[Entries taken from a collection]
- - -

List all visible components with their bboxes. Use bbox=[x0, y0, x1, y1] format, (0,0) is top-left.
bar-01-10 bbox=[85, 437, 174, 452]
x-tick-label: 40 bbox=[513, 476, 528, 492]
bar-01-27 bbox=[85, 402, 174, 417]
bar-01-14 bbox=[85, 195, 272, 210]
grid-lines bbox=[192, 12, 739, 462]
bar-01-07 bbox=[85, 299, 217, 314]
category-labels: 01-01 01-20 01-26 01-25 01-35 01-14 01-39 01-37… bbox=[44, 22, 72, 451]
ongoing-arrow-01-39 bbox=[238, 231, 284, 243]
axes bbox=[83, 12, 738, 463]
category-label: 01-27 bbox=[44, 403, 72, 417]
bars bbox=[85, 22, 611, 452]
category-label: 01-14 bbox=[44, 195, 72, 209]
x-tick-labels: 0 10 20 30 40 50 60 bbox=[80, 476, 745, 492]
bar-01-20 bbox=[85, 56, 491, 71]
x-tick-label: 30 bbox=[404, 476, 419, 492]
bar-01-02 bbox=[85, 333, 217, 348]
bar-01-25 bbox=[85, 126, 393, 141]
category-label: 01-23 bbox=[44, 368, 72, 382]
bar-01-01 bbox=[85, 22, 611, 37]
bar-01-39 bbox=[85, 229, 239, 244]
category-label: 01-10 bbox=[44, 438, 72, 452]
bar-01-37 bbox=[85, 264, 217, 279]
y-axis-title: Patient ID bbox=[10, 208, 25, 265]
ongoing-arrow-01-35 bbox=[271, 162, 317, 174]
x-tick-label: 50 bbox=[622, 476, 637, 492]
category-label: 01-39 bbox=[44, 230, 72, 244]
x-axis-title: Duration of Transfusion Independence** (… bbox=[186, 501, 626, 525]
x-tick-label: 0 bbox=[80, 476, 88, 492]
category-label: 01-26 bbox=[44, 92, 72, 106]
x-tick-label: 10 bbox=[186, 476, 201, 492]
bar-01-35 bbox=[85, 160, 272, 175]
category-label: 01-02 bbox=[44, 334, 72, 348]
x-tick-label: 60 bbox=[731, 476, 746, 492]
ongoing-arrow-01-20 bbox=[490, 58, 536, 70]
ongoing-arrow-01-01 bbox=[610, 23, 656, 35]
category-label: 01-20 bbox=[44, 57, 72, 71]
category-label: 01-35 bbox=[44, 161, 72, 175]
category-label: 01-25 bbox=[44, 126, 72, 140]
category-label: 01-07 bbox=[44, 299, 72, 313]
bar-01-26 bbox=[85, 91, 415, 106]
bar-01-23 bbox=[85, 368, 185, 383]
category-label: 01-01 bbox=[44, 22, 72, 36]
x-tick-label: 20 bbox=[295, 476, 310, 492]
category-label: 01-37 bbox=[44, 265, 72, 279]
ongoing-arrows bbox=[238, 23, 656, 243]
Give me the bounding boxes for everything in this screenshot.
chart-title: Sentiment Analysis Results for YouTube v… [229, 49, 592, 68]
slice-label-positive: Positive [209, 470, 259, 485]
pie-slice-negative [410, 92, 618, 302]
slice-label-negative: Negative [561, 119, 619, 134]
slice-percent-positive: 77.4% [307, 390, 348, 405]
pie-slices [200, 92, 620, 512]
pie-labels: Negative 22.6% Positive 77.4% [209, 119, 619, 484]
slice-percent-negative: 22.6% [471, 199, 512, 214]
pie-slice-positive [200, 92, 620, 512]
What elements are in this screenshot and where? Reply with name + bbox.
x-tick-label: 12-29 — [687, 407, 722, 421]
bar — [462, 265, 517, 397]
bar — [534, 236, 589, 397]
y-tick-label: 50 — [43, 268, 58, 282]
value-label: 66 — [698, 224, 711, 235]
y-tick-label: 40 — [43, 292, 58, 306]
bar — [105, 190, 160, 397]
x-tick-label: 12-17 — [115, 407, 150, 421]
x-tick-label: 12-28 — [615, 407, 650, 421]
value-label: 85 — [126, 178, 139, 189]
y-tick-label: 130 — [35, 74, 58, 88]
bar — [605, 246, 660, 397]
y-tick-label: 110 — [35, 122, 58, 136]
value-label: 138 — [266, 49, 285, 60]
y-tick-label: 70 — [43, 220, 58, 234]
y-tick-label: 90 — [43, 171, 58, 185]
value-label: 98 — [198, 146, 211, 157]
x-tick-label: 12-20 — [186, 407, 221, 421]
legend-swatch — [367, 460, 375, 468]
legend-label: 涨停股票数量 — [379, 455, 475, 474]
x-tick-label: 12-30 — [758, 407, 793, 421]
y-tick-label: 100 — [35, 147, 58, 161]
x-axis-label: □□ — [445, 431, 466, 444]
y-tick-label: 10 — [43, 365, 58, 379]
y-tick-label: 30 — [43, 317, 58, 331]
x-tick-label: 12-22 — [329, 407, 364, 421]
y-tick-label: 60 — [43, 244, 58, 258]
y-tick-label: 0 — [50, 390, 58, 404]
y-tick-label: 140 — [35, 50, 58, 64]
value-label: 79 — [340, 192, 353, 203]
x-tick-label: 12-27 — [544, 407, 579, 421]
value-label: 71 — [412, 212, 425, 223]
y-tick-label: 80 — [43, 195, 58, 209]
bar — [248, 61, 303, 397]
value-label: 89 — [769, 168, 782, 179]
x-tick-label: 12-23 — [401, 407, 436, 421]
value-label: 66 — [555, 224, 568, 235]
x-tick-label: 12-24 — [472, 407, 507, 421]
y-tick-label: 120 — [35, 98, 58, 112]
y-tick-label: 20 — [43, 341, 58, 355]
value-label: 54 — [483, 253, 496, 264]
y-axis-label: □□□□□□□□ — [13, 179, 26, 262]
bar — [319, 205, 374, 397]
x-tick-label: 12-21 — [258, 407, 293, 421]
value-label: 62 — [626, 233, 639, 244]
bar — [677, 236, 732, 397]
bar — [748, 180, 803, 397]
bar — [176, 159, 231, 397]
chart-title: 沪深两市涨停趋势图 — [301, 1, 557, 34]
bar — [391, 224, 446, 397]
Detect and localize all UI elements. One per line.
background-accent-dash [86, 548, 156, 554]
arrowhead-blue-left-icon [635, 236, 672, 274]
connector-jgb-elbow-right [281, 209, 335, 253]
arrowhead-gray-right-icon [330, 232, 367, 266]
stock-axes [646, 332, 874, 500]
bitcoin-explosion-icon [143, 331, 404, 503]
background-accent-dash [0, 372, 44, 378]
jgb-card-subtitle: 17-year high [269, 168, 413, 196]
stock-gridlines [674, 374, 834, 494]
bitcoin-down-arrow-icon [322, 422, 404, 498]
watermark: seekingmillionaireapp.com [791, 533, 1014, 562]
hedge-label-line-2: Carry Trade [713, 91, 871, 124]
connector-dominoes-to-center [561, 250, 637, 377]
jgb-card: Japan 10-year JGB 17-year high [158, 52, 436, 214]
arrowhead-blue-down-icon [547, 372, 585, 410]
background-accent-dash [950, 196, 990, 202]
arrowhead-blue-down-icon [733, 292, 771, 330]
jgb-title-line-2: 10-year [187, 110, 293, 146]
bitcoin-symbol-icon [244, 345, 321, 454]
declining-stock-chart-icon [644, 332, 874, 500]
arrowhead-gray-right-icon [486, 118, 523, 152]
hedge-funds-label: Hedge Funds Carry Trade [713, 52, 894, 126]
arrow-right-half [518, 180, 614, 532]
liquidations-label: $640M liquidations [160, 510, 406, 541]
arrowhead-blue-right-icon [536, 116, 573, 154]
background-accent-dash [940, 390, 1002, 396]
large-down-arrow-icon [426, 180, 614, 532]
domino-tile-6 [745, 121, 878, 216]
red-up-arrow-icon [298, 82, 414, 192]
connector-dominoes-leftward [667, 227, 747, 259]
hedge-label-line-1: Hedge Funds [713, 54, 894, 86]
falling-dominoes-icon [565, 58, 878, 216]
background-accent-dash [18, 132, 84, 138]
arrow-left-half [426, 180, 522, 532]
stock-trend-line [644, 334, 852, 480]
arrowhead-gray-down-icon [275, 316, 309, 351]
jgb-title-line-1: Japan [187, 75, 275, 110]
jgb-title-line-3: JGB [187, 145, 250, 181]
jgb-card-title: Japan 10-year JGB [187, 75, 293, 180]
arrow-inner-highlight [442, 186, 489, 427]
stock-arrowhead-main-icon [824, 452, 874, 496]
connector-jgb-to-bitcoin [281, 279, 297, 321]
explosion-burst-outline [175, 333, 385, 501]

- - -

**Objective:** Reproduce everything in the listing above, from its start down to the line containing "category-label: 01-07 bbox=[44, 299, 72, 313]", with both ends included.

**Output for this exercise:**
List all visible components with their bboxes. Use bbox=[x0, y0, x1, y1] format, (0,0) is top-left.
bar-01-10 bbox=[85, 437, 174, 452]
x-tick-label: 40 bbox=[513, 476, 528, 492]
bar-01-27 bbox=[85, 402, 174, 417]
bar-01-14 bbox=[85, 195, 272, 210]
grid-lines bbox=[192, 12, 739, 462]
bar-01-07 bbox=[85, 299, 217, 314]
category-labels: 01-01 01-20 01-26 01-25 01-35 01-14 01-39 01-37… bbox=[44, 22, 72, 451]
ongoing-arrow-01-39 bbox=[238, 231, 284, 243]
axes bbox=[83, 12, 738, 463]
category-label: 01-27 bbox=[44, 403, 72, 417]
bars bbox=[85, 22, 611, 452]
category-label: 01-14 bbox=[44, 195, 72, 209]
x-tick-labels: 0 10 20 30 40 50 60 bbox=[80, 476, 745, 492]
bar-01-20 bbox=[85, 56, 491, 71]
x-tick-label: 30 bbox=[404, 476, 419, 492]
bar-01-02 bbox=[85, 333, 217, 348]
bar-01-25 bbox=[85, 126, 393, 141]
category-label: 01-23 bbox=[44, 368, 72, 382]
bar-01-01 bbox=[85, 22, 611, 37]
bar-01-39 bbox=[85, 229, 239, 244]
category-label: 01-10 bbox=[44, 438, 72, 452]
bar-01-37 bbox=[85, 264, 217, 279]
y-axis-title: Patient ID bbox=[10, 208, 25, 265]
ongoing-arrow-01-35 bbox=[271, 162, 317, 174]
x-tick-label: 50 bbox=[622, 476, 637, 492]
category-label: 01-39 bbox=[44, 230, 72, 244]
x-axis-title: Duration of Transfusion Independence** (… bbox=[186, 501, 626, 525]
x-tick-label: 0 bbox=[80, 476, 88, 492]
category-label: 01-26 bbox=[44, 92, 72, 106]
x-tick-label: 10 bbox=[186, 476, 201, 492]
bar-01-35 bbox=[85, 160, 272, 175]
category-label: 01-02 bbox=[44, 334, 72, 348]
x-tick-label: 60 bbox=[731, 476, 746, 492]
ongoing-arrow-01-20 bbox=[490, 58, 536, 70]
ongoing-arrow-01-01 bbox=[610, 23, 656, 35]
category-label: 01-20 bbox=[44, 57, 72, 71]
category-label: 01-35 bbox=[44, 161, 72, 175]
category-label: 01-25 bbox=[44, 126, 72, 140]
category-label: 01-07 bbox=[44, 299, 72, 313]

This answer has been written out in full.